Begin

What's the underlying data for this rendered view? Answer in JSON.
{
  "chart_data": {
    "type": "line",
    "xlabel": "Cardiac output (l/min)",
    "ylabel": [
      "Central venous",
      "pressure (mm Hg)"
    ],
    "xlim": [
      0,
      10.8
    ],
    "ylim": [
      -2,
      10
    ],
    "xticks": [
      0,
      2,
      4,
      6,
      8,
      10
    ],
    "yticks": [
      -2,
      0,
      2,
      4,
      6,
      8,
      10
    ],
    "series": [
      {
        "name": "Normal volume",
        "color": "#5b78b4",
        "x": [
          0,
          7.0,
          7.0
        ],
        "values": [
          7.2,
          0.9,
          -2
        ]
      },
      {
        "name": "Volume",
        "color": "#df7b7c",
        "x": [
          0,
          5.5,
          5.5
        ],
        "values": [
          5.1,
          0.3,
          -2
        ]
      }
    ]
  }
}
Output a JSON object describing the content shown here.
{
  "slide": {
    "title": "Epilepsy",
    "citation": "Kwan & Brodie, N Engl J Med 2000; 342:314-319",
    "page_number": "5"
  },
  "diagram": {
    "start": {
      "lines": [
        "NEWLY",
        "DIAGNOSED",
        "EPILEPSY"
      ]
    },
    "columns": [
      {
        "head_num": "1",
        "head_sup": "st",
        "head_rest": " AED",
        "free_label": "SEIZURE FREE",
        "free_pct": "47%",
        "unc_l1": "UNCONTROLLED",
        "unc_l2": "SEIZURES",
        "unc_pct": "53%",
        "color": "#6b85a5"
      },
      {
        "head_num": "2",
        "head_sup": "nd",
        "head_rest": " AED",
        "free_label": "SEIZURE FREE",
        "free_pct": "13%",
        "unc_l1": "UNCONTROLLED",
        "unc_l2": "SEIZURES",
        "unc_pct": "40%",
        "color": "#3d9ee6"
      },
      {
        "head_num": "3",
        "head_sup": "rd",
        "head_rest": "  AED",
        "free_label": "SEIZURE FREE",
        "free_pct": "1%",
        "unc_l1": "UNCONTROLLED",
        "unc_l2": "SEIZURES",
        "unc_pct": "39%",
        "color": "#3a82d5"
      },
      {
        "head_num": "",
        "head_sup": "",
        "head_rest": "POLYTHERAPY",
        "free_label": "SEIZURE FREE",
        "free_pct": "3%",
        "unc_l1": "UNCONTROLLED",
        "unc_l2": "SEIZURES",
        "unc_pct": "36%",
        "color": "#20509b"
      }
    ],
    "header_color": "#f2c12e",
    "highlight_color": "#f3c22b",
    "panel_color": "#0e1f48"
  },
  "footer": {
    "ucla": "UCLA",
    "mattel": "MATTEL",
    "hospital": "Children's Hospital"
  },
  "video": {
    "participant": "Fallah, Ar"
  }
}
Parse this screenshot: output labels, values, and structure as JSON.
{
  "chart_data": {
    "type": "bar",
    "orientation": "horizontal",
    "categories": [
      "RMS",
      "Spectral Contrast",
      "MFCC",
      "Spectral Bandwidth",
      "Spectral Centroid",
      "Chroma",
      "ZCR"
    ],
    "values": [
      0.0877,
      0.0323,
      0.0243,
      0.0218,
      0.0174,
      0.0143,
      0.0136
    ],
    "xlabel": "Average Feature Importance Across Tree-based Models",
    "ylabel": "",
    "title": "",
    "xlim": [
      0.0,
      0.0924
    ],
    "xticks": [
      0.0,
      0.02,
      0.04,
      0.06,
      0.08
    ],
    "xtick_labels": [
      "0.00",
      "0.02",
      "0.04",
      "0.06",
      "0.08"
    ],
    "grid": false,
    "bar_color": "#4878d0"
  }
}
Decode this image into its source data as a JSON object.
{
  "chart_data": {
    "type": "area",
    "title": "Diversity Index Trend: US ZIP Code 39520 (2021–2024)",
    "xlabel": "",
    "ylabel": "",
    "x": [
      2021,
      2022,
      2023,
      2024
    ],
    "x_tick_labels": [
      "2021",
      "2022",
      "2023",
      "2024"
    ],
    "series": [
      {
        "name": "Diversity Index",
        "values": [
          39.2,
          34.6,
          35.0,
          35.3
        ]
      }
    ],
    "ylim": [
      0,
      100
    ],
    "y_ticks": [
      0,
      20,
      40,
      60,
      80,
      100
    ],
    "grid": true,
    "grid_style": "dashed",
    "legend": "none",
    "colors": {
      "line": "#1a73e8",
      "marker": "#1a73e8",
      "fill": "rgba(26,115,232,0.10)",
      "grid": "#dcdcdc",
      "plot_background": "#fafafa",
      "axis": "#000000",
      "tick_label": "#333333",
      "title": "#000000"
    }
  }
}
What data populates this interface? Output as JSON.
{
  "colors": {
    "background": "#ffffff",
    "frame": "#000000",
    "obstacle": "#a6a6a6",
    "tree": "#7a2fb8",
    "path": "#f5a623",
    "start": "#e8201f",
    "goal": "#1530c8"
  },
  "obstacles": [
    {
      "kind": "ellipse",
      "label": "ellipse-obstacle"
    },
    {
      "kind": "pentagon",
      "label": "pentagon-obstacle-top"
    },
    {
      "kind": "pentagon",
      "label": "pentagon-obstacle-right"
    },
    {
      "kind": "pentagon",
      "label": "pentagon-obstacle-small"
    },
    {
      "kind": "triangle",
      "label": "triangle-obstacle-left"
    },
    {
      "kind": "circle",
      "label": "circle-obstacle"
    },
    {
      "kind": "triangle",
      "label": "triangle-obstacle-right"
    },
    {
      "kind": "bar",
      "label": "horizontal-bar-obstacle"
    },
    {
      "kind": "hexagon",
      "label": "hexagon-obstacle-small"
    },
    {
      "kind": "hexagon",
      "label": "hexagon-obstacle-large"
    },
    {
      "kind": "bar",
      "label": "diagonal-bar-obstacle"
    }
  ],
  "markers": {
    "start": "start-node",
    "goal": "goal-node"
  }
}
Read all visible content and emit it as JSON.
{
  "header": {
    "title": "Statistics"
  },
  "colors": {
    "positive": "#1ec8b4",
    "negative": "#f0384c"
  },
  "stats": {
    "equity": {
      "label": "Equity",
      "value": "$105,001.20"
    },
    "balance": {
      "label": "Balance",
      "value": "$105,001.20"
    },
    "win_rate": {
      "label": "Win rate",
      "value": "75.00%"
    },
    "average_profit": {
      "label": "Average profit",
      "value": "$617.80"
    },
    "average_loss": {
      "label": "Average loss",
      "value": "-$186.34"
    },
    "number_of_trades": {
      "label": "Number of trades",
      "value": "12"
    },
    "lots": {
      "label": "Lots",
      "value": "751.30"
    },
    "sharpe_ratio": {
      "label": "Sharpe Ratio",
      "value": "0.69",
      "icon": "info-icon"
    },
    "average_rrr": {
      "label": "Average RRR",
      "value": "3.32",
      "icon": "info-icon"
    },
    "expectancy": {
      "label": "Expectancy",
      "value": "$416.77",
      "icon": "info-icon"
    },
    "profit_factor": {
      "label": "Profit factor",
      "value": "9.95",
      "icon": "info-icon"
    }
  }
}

End

TO DO ▸ Each entry must be reproduced verbatim.

THE COMPLETED TASK ▸
What's the underlying data for this rendered view? Answer in JSON.
{
  "chart_data": {
    "type": "line",
    "xlabel": "Cardiac output (l/min)",
    "ylabel": [
      "Central venous",
      "pressure (mm Hg)"
    ],
    "xlim": [
      0,
      10.8
    ],
    "ylim": [
      -2,
      10
    ],
    "xticks": [
      0,
      2,
      4,
      6,
      8,
      10
    ],
    "yticks": [
      -2,
      0,
      2,
      4,
      6,
      8,
      10
    ],
    "series": [
      {
        "name": "Normal volume",
        "color": "#5b78b4",
        "x": [
          0,
          7.0,
          7.0
        ],
        "values": [
          7.2,
          0.9,
          -2
        ]
      },
      {
        "name": "Volume",
        "color": "#df7b7c",
        "x": [
          0,
          5.5,
          5.5
        ],
        "values": [
          5.1,
          0.3,
          -2
        ]
      }
    ]
  }
}
Output a JSON object describing the content shown here.
{
  "slide": {
    "title": "Epilepsy",
    "citation": "Kwan & Brodie, N Engl J Med 2000; 342:314-319",
    "page_number": "5"
  },
  "diagram": {
    "start": {
      "lines": [
        "NEWLY",
        "DIAGNOSED",
        "EPILEPSY"
      ]
    },
    "columns": [
      {
        "head_num": "1",
        "head_sup": "st",
        "head_rest": " AED",
        "free_label": "SEIZURE FREE",
        "free_pct": "47%",
        "unc_l1": "UNCONTROLLED",
        "unc_l2": "SEIZURES",
        "unc_pct": "53%",
        "color": "#6b85a5"
      },
      {
        "head_num": "2",
        "head_sup": "nd",
        "head_rest": " AED",
        "free_label": "SEIZURE FREE",
        "free_pct": "13%",
        "unc_l1": "UNCONTROLLED",
        "unc_l2": "SEIZURES",
        "unc_pct": "40%",
        "color": "#3d9ee6"
      },
      {
        "head_num": "3",
        "head_sup": "rd",
        "head_rest": "  AED",
        "free_label": "SEIZURE FREE",
        "free_pct": "1%",
        "unc_l1": "UNCONTROLLED",
        "unc_l2": "SEIZURES",
        "unc_pct": "39%",
        "color": "#3a82d5"
      },
      {
        "head_num": "",
        "head_sup": "",
        "head_rest": "POLYTHERAPY",
        "free_label": "SEIZURE FREE",
        "free_pct": "3%",
        "unc_l1": "UNCONTROLLED",
        "unc_l2": "SEIZURES",
        "unc_pct": "36%",
        "color": "#20509b"
      }
    ],
    "header_color": "#f2c12e",
    "highlight_color": "#f3c22b",
    "panel_color": "#0e1f48"
  },
  "footer": {
    "ucla": "UCLA",
    "mattel": "MATTEL",
    "hospital": "Children's Hospital"
  },
  "video": {
    "participant": "Fallah, Ar"
  }
}
Parse this screenshot: output labels, values, and structure as JSON.
{
  "chart_data": {
    "type": "bar",
    "orientation": "horizontal",
    "categories": [
      "RMS",
      "Spectral Contrast",
      "MFCC",
      "Spectral Bandwidth",
      "Spectral Centroid",
      "Chroma",
      "ZCR"
    ],
    "values": [
      0.0877,
      0.0323,
      0.0243,
      0.0218,
      0.0174,
      0.0143,
      0.0136
    ],
    "xlabel": "Average Feature Importance Across Tree-based Models",
    "ylabel": "",
    "title": "",
    "xlim": [
      0.0,
      0.0924
    ],
    "xticks": [
      0.0,
      0.02,
      0.04,
      0.06,
      0.08
    ],
    "xtick_labels": [
      "0.00",
      "0.02",
      "0.04",
      "0.06",
      "0.08"
    ],
    "grid": false,
    "bar_color": "#4878d0"
  }
}
Decode this image into its source data as a JSON object.
{
  "chart_data": {
    "type": "area",
    "title": "Diversity Index Trend: US ZIP Code 39520 (2021–2024)",
    "xlabel": "",
    "ylabel": "",
    "x": [
      2021,
      2022,
      2023,
      2024
    ],
    "x_tick_labels": [
      "2021",
      "2022",
      "2023",
      "2024"
    ],
    "series": [
      {
        "name": "Diversity Index",
        "values": [
          39.2,
          34.6,
          35.0,
          35.3
        ]
      }
    ],
    "ylim": [
      0,
      100
    ],
    "y_ticks": [
      0,
      20,
      40,
      60,
      80,
      100
    ],
    "grid": true,
    "grid_style": "dashed",
    "legend": "none",
    "colors": {
      "line": "#1a73e8",
      "marker": "#1a73e8",
      "fill": "rgba(26,115,232,0.10)",
      "grid": "#dcdcdc",
      "plot_background": "#fafafa",
      "axis": "#000000",
      "tick_label": "#333333",
      "title": "#000000"
    }
  }
}
What data populates this interface? Output as JSON.
{
  "colors": {
    "background": "#ffffff",
    "frame": "#000000",
    "obstacle": "#a6a6a6",
    "tree": "#7a2fb8",
    "path": "#f5a623",
    "start": "#e8201f",
    "goal": "#1530c8"
  },
  "obstacles": [
    {
      "kind": "ellipse",
      "label": "ellipse-obstacle"
    },
    {
      "kind": "pentagon",
      "label": "pentagon-obstacle-top"
    },
    {
      "kind": "pentagon",
      "label": "pentagon-obstacle-right"
    },
    {
      "kind": "pentagon",
      "label": "pentagon-obstacle-small"
    },
    {
      "kind": "triangle",
      "label": "triangle-obstacle-left"
    },
    {
      "kind": "circle",
      "label": "circle-obstacle"
    },
    {
      "kind": "triangle",
      "label": "triangle-obstacle-right"
    },
    {
      "kind": "bar",
      "label": "horizontal-bar-obstacle"
    },
    {
      "kind": "hexagon",
      "label": "hexagon-obstacle-small"
    },
    {
      "kind": "hexagon",
      "label": "hexagon-obstacle-large"
    },
    {
      "kind": "bar",
      "label": "diagonal-bar-obstacle"
    }
  ],
  "markers": {
    "start": "start-node",
    "goal": "goal-node"
  }
}
Read all visible content and emit it as JSON.
{
  "header": {
    "title": "Statistics"
  },
  "colors": {
    "positive": "#1ec8b4",
    "negative": "#f0384c"
  },
  "stats": {
    "equity": {
      "label": "Equity",
      "value": "$105,001.20"
    },
    "balance": {
      "label": "Balance",
      "value": "$105,001.20"
    },
    "win_rate": {
      "label": "Win rate",
      "value": "75.00%"
    },
    "average_profit": {
      "label": "Average profit",
      "value": "$617.80"
    },
    "average_loss": {
      "label": "Average loss",
      "value": "-$186.34"
    },
    "number_of_trades": {
      "label": "Number of trades",
      "value": "12"
    },
    "lots": {
      "label": "Lots",
      "value": "751.30"
    },
    "sharpe_ratio": {
      "label": "Sharpe Ratio",
      "value": "0.69",
      "icon": "info-icon"
    },
    "average_rrr": {
      "label": "Average RRR",
      "value": "3.32",
      "icon": "info-icon"
    },
    "expectancy": {
      "label": "Expectancy",
      "value": "$416.77",
      "icon": "info-icon"
    },
    "profit_factor": {
      "label": "Profit factor",
      "value": "9.95",
      "icon": "info-icon"
    }
  }
}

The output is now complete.